— START OF Entries provided —

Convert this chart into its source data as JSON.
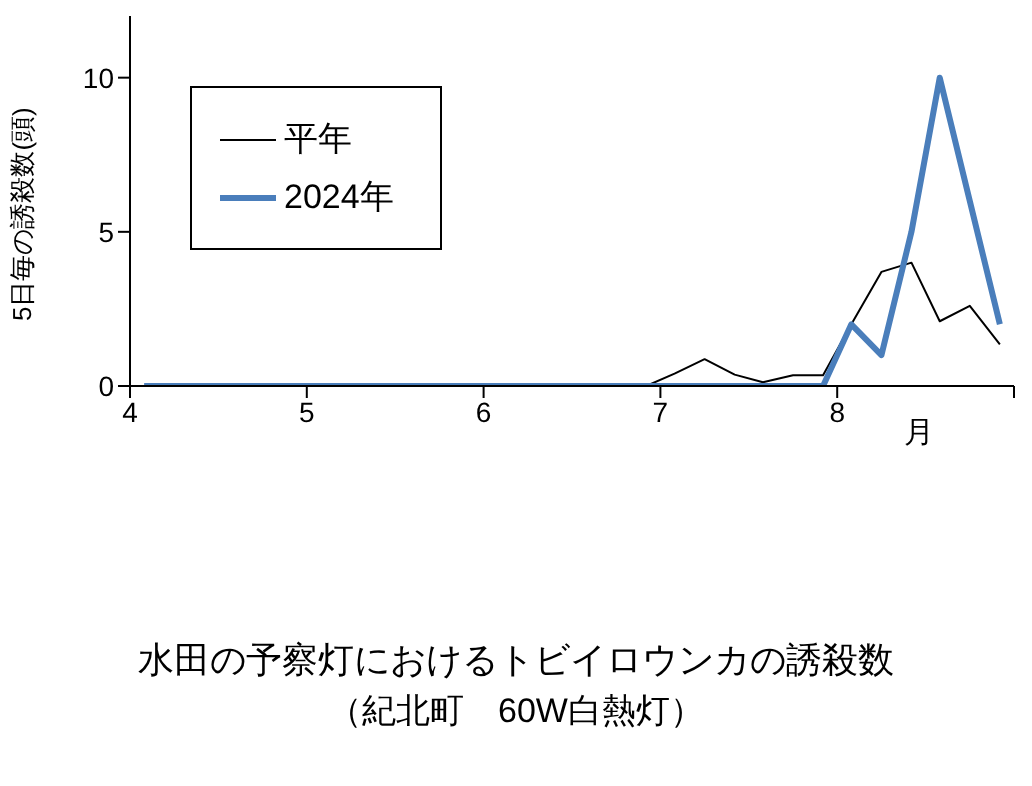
{
  "chart_data": {
    "type": "line",
    "title": "水田の予察灯におけるトビイロウンカの誘殺数",
    "subtitle": "（紀北町　60W白熱灯）",
    "xlabel": "月",
    "ylabel": "5日毎の誘殺数(頭)",
    "x": [
      4.08,
      4.25,
      4.42,
      4.58,
      4.75,
      4.92,
      5.08,
      5.25,
      5.42,
      5.58,
      5.75,
      5.92,
      6.08,
      6.25,
      6.42,
      6.58,
      6.75,
      6.92,
      7.08,
      7.25,
      7.42,
      7.58,
      7.75,
      7.92,
      8.08,
      8.25,
      8.42,
      8.58,
      8.75,
      8.92
    ],
    "series": [
      {
        "name": "平年",
        "color": "#000000",
        "values": [
          0,
          0,
          0,
          0,
          0,
          0,
          0,
          0,
          0,
          0,
          0,
          0,
          0,
          0,
          0,
          0,
          0,
          0,
          0.4,
          0.87,
          0.37,
          0.12,
          0.35,
          0.35,
          2.0,
          3.7,
          4.0,
          2.1,
          2.6,
          1.35
        ]
      },
      {
        "name": "2024年",
        "color": "#4a7ebb",
        "values": [
          0,
          0,
          0,
          0,
          0,
          0,
          0,
          0,
          0,
          0,
          0,
          0,
          0,
          0,
          0,
          0,
          0,
          0,
          0,
          0,
          0,
          0,
          0,
          0,
          2.0,
          1.0,
          5.0,
          10.0,
          6.0,
          2.0
        ]
      }
    ],
    "xlim": [
      4,
      9
    ],
    "xticks": [
      4,
      5,
      6,
      7,
      8,
      {
        "value": 9,
        "label": null
      }
    ],
    "ylim": [
      0,
      12
    ],
    "yticks": [
      0,
      5,
      10
    ],
    "grid": false,
    "legend": "top left",
    "marker": "none",
    "line_style": "solid"
  }
}
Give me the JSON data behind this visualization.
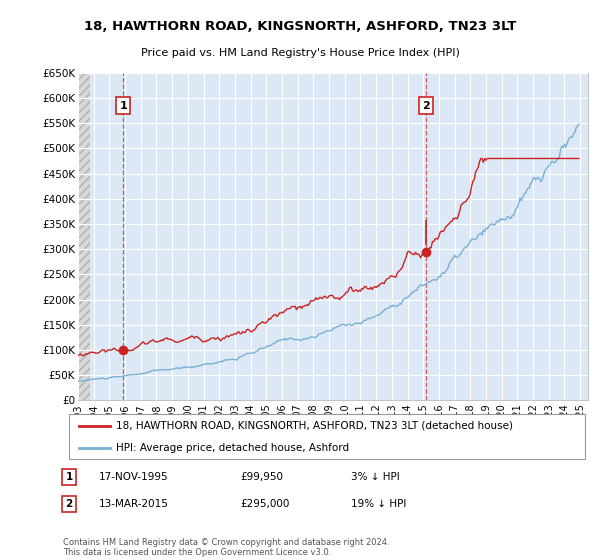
{
  "title": "18, HAWTHORN ROAD, KINGSNORTH, ASHFORD, TN23 3LT",
  "subtitle": "Price paid vs. HM Land Registry's House Price Index (HPI)",
  "ylim": [
    0,
    650000
  ],
  "yticks": [
    0,
    50000,
    100000,
    150000,
    200000,
    250000,
    300000,
    350000,
    400000,
    450000,
    500000,
    550000,
    600000,
    650000
  ],
  "ytick_labels": [
    "£0",
    "£50K",
    "£100K",
    "£150K",
    "£200K",
    "£250K",
    "£300K",
    "£350K",
    "£400K",
    "£450K",
    "£500K",
    "£550K",
    "£600K",
    "£650K"
  ],
  "background_color": "#ffffff",
  "plot_bg_color": "#dce8f5",
  "hatch_bg_color": "#e8e8e8",
  "hpi_color": "#7ab0d4",
  "price_color": "#cc2222",
  "grid_color": "#ffffff",
  "transaction1_x": 1995.88,
  "transaction1_y": 99950,
  "transaction2_x": 2015.2,
  "transaction2_y": 295000,
  "vline1_x": 1995.88,
  "vline2_x": 2015.2,
  "legend_line1": "18, HAWTHORN ROAD, KINGSNORTH, ASHFORD, TN23 3LT (detached house)",
  "legend_line2": "HPI: Average price, detached house, Ashford",
  "note1_num": "1",
  "note1_date": "17-NOV-1995",
  "note1_price": "£99,950",
  "note1_hpi": "3% ↓ HPI",
  "note2_num": "2",
  "note2_date": "13-MAR-2015",
  "note2_price": "£295,000",
  "note2_hpi": "19% ↓ HPI",
  "copyright": "Contains HM Land Registry data © Crown copyright and database right 2024.\nThis data is licensed under the Open Government Licence v3.0.",
  "xlim_start": 1993.0,
  "xlim_end": 2025.5,
  "hatch_end_x": 1993.75,
  "xtick_years": [
    1993,
    1994,
    1995,
    1996,
    1997,
    1998,
    1999,
    2000,
    2001,
    2002,
    2003,
    2004,
    2005,
    2006,
    2007,
    2008,
    2009,
    2010,
    2011,
    2012,
    2013,
    2014,
    2015,
    2016,
    2017,
    2018,
    2019,
    2020,
    2021,
    2022,
    2023,
    2024,
    2025
  ]
}
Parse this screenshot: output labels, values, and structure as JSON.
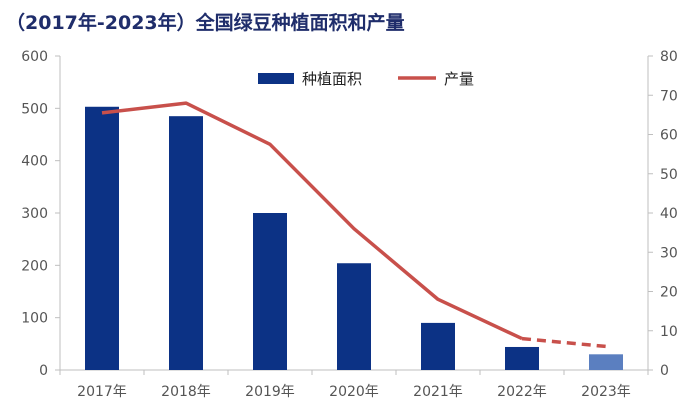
{
  "title": "（2017年-2023年）全国绿豆种植面积和产量",
  "chart_data": {
    "type": "bar",
    "categories": [
      "2017年",
      "2018年",
      "2019年",
      "2020年",
      "2021年",
      "2022年",
      "2023年"
    ],
    "series": [
      {
        "name": "种植面积",
        "type": "bar",
        "axis": "left",
        "values": [
          503,
          485,
          300,
          204,
          90,
          44,
          30
        ],
        "color": "#0c3285",
        "highlight_color": "#5b7fc0",
        "highlight_index": 6
      },
      {
        "name": "产量",
        "type": "line",
        "axis": "right",
        "values": [
          65.5,
          68,
          57.5,
          36,
          18,
          8,
          6
        ],
        "color": "#c8504b",
        "dashed_from_index": 5
      }
    ],
    "ylim_left": [
      0,
      600
    ],
    "yticks_left": [
      0,
      100,
      200,
      300,
      400,
      500,
      600
    ],
    "ylim_right": [
      0,
      80
    ],
    "yticks_right": [
      0,
      10,
      20,
      30,
      40,
      50,
      60,
      70,
      80
    ],
    "grid": false,
    "legend_position": "top-center"
  }
}
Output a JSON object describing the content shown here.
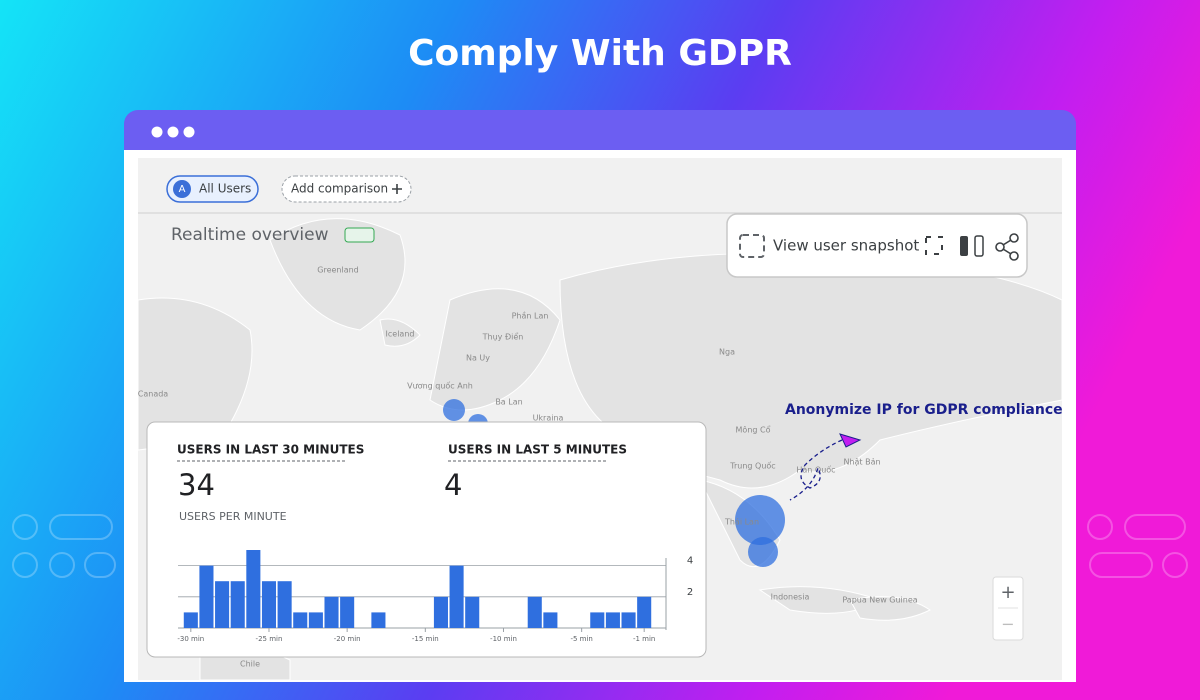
{
  "header": {
    "title": "Comply With GDPR"
  },
  "toolbar": {
    "segment": "All Users",
    "segment_badge": "A",
    "add_comparison": "Add comparison"
  },
  "overview_title": "Realtime overview",
  "snapshot": {
    "label": "View user snapshot"
  },
  "annotation": "Anonymize IP for GDPR compliance",
  "map_labels": [
    "Greenland",
    "Iceland",
    "Thụy Điển",
    "Phần Lan",
    "Na Uy",
    "Vương quốc Anh",
    "Ba Lan",
    "Ukraina",
    "Canada",
    "Nga",
    "Mông Cổ",
    "Trung Quốc",
    "Hàn Quốc",
    "Nhật Bản",
    "Thái Lan",
    "Indonesia",
    "Papua New Guinea",
    "Chile"
  ],
  "card": {
    "users_30_label": "USERS IN LAST 30 MINUTES",
    "users_30_value": 34,
    "users_5_label": "USERS IN LAST 5 MINUTES",
    "users_5_value": 4,
    "per_minute_label": "USERS PER MINUTE"
  },
  "zoom": {
    "in": "+",
    "out": "−"
  },
  "chart_data": {
    "type": "bar",
    "categories": [
      "-30 min",
      null,
      null,
      null,
      null,
      "-25 min",
      null,
      null,
      null,
      null,
      "-20 min",
      null,
      null,
      null,
      null,
      "-15 min",
      null,
      null,
      null,
      null,
      "-10 min",
      null,
      null,
      null,
      null,
      "-5 min",
      null,
      null,
      null,
      "-1 min"
    ],
    "values": [
      1,
      4,
      3,
      3,
      5,
      3,
      3,
      1,
      1,
      2,
      2,
      0,
      1,
      0,
      0,
      0,
      2,
      4,
      2,
      0,
      0,
      0,
      2,
      1,
      0,
      0,
      1,
      1,
      1,
      2
    ],
    "color": "#2f6fdf",
    "ylim": [
      0,
      5
    ],
    "yticks": [
      2,
      4
    ],
    "grid": true
  }
}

— END OF Entries provided —

Challenge -> State how many lines of the entries above include the word "KINGSNORTH", offering no text other than the number.

Exercise result -> 2